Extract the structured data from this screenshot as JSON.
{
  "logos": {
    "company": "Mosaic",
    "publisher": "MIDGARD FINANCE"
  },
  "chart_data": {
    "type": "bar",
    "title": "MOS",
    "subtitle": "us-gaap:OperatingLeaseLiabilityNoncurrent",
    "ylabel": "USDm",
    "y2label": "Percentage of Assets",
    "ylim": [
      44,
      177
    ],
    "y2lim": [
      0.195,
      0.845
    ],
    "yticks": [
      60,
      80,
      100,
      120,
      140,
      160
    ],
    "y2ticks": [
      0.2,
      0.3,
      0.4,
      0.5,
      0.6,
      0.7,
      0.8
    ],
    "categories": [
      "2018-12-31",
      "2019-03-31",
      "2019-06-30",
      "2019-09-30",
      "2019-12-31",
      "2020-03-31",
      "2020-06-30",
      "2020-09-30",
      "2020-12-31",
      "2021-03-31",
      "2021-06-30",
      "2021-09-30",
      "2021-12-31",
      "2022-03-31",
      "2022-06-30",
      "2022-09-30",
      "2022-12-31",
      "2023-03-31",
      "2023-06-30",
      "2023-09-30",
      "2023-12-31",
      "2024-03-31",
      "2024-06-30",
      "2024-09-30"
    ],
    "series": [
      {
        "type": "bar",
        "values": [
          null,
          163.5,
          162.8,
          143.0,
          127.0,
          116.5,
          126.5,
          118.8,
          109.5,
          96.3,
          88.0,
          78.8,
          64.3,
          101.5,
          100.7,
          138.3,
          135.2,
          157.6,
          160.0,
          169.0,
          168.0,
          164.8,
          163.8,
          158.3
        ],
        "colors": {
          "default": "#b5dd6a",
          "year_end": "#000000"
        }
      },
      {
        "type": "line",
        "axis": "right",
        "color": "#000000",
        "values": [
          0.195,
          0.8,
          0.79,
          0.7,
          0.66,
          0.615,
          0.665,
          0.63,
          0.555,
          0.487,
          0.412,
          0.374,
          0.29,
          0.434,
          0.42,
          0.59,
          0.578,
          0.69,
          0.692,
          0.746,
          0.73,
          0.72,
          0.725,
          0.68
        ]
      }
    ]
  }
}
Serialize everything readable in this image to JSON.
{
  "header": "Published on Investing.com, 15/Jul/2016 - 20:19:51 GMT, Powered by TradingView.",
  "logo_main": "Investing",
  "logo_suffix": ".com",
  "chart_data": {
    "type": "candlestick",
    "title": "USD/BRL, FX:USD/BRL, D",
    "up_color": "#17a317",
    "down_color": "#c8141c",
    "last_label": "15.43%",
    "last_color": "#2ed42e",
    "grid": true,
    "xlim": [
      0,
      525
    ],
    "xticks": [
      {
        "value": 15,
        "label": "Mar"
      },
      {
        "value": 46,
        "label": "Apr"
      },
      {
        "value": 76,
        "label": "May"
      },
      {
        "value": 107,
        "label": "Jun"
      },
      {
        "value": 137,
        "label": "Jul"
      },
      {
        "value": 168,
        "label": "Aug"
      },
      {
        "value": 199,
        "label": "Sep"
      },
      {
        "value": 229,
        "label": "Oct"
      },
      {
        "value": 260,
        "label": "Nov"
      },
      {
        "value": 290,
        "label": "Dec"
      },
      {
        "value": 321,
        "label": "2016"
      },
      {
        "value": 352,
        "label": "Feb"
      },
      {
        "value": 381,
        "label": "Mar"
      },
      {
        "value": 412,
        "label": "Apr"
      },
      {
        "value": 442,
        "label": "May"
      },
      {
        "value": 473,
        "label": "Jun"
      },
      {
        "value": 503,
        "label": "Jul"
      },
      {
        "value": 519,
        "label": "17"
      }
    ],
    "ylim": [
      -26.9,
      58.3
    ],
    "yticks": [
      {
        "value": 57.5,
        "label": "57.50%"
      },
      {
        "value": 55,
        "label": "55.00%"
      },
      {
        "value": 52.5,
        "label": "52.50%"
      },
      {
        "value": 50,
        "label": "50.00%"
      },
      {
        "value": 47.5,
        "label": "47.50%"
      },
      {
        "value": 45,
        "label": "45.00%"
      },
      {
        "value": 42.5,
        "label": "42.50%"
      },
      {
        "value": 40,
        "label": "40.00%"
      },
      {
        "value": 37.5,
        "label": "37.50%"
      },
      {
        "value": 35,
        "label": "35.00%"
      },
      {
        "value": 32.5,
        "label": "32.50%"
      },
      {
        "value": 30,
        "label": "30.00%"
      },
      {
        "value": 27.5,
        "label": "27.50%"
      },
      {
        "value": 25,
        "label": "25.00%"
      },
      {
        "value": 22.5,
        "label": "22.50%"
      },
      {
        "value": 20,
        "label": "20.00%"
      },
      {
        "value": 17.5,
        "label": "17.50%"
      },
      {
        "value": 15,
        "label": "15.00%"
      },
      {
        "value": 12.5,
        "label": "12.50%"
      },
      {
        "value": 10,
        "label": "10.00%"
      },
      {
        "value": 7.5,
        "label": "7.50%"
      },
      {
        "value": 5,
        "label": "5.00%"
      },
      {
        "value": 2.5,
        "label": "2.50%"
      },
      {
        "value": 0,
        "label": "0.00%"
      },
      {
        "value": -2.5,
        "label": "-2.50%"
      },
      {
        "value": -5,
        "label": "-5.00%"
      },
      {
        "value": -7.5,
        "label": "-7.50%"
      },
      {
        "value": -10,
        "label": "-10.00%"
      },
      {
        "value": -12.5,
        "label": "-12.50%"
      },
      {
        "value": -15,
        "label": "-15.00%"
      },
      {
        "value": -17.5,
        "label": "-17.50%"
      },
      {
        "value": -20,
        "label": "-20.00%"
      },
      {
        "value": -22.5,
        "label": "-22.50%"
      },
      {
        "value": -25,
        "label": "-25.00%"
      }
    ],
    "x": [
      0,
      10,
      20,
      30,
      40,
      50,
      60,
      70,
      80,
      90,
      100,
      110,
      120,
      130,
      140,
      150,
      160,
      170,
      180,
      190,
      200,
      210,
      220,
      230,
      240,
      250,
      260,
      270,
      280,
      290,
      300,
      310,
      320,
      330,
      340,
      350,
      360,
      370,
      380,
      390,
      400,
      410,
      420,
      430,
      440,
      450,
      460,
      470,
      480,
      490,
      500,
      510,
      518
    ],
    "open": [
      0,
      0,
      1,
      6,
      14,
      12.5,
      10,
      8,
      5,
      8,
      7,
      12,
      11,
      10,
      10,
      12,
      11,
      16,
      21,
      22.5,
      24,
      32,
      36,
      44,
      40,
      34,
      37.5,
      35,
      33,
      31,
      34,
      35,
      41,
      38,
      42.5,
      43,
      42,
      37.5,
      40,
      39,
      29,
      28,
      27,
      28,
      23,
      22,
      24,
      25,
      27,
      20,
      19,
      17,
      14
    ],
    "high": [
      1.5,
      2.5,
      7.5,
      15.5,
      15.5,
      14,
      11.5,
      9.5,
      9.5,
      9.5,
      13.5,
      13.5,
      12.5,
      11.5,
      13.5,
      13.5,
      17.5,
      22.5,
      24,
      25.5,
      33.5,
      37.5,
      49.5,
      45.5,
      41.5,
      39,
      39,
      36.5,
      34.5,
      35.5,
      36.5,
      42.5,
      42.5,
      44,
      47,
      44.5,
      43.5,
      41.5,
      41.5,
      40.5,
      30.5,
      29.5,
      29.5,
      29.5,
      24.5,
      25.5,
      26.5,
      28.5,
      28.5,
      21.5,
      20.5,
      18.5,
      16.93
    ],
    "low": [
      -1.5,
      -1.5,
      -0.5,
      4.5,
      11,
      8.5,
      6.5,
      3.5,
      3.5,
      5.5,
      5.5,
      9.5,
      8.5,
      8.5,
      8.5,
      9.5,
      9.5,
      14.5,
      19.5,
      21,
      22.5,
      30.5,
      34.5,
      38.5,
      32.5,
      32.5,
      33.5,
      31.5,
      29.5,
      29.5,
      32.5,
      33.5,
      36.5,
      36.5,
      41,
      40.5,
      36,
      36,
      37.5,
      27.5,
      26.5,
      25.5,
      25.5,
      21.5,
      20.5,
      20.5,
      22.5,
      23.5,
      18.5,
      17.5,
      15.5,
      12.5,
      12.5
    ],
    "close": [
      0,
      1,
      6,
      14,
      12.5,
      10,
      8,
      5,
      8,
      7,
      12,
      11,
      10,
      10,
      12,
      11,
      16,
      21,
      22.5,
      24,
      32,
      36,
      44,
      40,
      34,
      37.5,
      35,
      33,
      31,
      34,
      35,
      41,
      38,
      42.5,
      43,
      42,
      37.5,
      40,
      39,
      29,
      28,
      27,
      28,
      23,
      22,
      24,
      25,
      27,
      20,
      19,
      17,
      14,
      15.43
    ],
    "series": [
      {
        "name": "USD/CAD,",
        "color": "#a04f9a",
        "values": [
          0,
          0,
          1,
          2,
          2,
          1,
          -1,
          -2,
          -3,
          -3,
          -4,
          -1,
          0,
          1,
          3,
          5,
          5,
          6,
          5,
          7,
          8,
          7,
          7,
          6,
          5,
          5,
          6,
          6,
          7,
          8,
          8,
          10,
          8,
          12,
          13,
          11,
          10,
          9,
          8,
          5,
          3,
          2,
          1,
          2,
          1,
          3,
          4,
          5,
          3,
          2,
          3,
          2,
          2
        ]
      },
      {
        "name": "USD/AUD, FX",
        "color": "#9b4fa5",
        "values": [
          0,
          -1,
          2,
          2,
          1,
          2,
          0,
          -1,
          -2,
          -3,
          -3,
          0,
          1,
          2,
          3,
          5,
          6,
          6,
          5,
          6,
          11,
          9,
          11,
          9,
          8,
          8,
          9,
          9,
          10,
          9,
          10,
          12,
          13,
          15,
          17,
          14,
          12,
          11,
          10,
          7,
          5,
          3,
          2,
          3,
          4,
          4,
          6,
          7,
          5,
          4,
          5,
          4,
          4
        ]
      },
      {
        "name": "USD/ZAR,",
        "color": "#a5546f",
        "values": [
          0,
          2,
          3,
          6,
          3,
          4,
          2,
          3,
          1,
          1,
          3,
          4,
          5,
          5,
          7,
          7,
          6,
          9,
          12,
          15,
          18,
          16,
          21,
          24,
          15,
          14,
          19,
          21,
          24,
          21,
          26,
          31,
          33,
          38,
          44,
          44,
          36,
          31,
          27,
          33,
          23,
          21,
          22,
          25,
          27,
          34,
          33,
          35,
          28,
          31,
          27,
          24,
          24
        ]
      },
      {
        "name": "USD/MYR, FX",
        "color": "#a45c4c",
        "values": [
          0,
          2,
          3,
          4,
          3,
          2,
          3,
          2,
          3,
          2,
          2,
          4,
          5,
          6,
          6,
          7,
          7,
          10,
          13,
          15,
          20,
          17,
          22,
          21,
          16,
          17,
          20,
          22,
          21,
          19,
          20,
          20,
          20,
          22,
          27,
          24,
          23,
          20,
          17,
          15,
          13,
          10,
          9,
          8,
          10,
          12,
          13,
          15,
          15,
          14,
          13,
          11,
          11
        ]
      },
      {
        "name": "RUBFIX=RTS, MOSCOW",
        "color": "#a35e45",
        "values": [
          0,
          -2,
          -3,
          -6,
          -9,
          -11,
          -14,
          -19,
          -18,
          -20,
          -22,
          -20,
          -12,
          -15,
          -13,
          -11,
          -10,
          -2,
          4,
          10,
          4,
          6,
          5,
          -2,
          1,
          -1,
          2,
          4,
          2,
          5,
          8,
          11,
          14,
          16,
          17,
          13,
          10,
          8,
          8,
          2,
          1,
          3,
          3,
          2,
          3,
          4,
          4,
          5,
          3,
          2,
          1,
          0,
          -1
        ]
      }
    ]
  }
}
____________________
Give the count of lines in the listing above that include "Investing", with no other words.

*SOLUTION TO THE PROBLEM:* 2